++++ TASK DATA ++++
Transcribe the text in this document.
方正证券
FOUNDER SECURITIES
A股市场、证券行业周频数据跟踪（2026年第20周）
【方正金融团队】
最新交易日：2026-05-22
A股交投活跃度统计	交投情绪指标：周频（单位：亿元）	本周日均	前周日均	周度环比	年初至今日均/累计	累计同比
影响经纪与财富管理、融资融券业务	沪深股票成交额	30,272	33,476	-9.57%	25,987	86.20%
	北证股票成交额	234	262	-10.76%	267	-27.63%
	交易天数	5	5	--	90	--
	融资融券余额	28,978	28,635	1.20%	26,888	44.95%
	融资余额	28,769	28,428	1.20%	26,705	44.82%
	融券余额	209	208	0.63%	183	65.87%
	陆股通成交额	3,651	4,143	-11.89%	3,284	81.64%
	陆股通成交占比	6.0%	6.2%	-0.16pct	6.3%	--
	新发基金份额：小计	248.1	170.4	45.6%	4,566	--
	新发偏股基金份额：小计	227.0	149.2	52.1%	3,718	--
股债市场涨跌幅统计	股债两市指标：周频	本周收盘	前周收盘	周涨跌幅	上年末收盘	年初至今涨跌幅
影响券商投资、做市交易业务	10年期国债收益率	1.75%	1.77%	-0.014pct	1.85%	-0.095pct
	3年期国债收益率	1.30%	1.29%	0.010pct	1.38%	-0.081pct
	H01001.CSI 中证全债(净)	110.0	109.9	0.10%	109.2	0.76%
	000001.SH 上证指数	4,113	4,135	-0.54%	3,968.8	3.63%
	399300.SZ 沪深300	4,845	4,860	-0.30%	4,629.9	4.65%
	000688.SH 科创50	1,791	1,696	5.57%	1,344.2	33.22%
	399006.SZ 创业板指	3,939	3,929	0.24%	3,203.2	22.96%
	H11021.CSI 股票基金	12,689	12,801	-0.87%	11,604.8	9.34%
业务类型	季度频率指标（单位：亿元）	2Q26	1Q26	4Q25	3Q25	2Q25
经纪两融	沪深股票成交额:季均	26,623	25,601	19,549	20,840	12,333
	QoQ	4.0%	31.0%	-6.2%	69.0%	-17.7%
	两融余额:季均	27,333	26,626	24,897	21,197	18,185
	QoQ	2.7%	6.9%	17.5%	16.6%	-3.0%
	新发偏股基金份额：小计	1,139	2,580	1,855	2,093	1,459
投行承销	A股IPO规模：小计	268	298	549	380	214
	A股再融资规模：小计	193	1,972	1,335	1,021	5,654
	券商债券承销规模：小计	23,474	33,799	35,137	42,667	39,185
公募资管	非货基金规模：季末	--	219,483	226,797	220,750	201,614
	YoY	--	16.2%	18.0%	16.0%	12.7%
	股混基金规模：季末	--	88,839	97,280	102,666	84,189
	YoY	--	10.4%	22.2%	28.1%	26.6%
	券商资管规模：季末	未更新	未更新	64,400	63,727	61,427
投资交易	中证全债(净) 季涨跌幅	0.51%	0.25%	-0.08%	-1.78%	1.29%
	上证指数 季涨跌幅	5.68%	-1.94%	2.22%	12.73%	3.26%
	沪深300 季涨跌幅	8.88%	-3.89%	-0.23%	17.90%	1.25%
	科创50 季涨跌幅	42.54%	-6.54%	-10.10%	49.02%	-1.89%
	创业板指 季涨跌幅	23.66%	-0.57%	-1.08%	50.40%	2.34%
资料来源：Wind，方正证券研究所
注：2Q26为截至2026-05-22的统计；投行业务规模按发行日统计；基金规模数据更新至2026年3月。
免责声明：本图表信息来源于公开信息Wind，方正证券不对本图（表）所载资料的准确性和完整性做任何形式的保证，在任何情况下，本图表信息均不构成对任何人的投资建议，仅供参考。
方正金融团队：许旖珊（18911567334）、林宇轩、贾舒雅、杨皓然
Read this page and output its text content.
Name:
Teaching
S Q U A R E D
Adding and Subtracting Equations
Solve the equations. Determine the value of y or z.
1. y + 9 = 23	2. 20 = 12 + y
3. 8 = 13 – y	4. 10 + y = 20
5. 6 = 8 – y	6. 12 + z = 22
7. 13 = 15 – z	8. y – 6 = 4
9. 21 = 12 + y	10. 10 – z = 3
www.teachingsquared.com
++++
* THE TASK
Write out the listing once more, matching it exactly.

* WRITTEN ANSWER
Transcribe the text in this document.
方正证券
FOUNDER SECURITIES
A股市场、证券行业周频数据跟踪（2026年第20周）
【方正金融团队】
最新交易日：2026-05-22
A股交投活跃度统计	交投情绪指标：周频（单位：亿元）	本周日均	前周日均	周度环比	年初至今日均/累计	累计同比
影响经纪与财富管理、融资融券业务	沪深股票成交额	30,272	33,476	-9.57%	25,987	86.20%
	北证股票成交额	234	262	-10.76%	267	-27.63%
	交易天数	5	5	--	90	--
	融资融券余额	28,978	28,635	1.20%	26,888	44.95%
	融资余额	28,769	28,428	1.20%	26,705	44.82%
	融券余额	209	208	0.63%	183	65.87%
	陆股通成交额	3,651	4,143	-11.89%	3,284	81.64%
	陆股通成交占比	6.0%	6.2%	-0.16pct	6.3%	--
	新发基金份额：小计	248.1	170.4	45.6%	4,566	--
	新发偏股基金份额：小计	227.0	149.2	52.1%	3,718	--
股债市场涨跌幅统计	股债两市指标：周频	本周收盘	前周收盘	周涨跌幅	上年末收盘	年初至今涨跌幅
影响券商投资、做市交易业务	10年期国债收益率	1.75%	1.77%	-0.014pct	1.85%	-0.095pct
	3年期国债收益率	1.30%	1.29%	0.010pct	1.38%	-0.081pct
	H01001.CSI 中证全债(净)	110.0	109.9	0.10%	109.2	0.76%
	000001.SH 上证指数	4,113	4,135	-0.54%	3,968.8	3.63%
	399300.SZ 沪深300	4,845	4,860	-0.30%	4,629.9	4.65%
	000688.SH 科创50	1,791	1,696	5.57%	1,344.2	33.22%
	399006.SZ 创业板指	3,939	3,929	0.24%	3,203.2	22.96%
	H11021.CSI 股票基金	12,689	12,801	-0.87%	11,604.8	9.34%
业务类型	季度频率指标（单位：亿元）	2Q26	1Q26	4Q25	3Q25	2Q25
经纪两融	沪深股票成交额:季均	26,623	25,601	19,549	20,840	12,333
	QoQ	4.0%	31.0%	-6.2%	69.0%	-17.7%
	两融余额:季均	27,333	26,626	24,897	21,197	18,185
	QoQ	2.7%	6.9%	17.5%	16.6%	-3.0%
	新发偏股基金份额：小计	1,139	2,580	1,855	2,093	1,459
投行承销	A股IPO规模：小计	268	298	549	380	214
	A股再融资规模：小计	193	1,972	1,335	1,021	5,654
	券商债券承销规模：小计	23,474	33,799	35,137	42,667	39,185
公募资管	非货基金规模：季末	--	219,483	226,797	220,750	201,614
	YoY	--	16.2%	18.0%	16.0%	12.7%
	股混基金规模：季末	--	88,839	97,280	102,666	84,189
	YoY	--	10.4%	22.2%	28.1%	26.6%
	券商资管规模：季末	未更新	未更新	64,400	63,727	61,427
投资交易	中证全债(净) 季涨跌幅	0.51%	0.25%	-0.08%	-1.78%	1.29%
	上证指数 季涨跌幅	5.68%	-1.94%	2.22%	12.73%	3.26%
	沪深300 季涨跌幅	8.88%	-3.89%	-0.23%	17.90%	1.25%
	科创50 季涨跌幅	42.54%	-6.54%	-10.10%	49.02%	-1.89%
	创业板指 季涨跌幅	23.66%	-0.57%	-1.08%	50.40%	2.34%
资料来源：Wind，方正证券研究所
注：2Q26为截至2026-05-22的统计；投行业务规模按发行日统计；基金规模数据更新至2026年3月。
免责声明：本图表信息来源于公开信息Wind，方正证券不对本图（表）所载资料的准确性和完整性做任何形式的保证，在任何情况下，本图表信息均不构成对任何人的投资建议，仅供参考。
方正金融团队：许旖珊（18911567334）、林宇轩、贾舒雅、杨皓然
Read this page and output its text content.
Name:
Teaching
S Q U A R E D
Adding and Subtracting Equations
Solve the equations. Determine the value of y or z.
1. y + 9 = 23	2. 20 = 12 + y
3. 8 = 13 – y	4. 10 + y = 20
5. 6 = 8 – y	6. 12 + z = 22
7. 13 = 15 – z	8. y – 6 = 4
9. 21 = 12 + y	10. 10 – z = 3
www.teachingsquared.com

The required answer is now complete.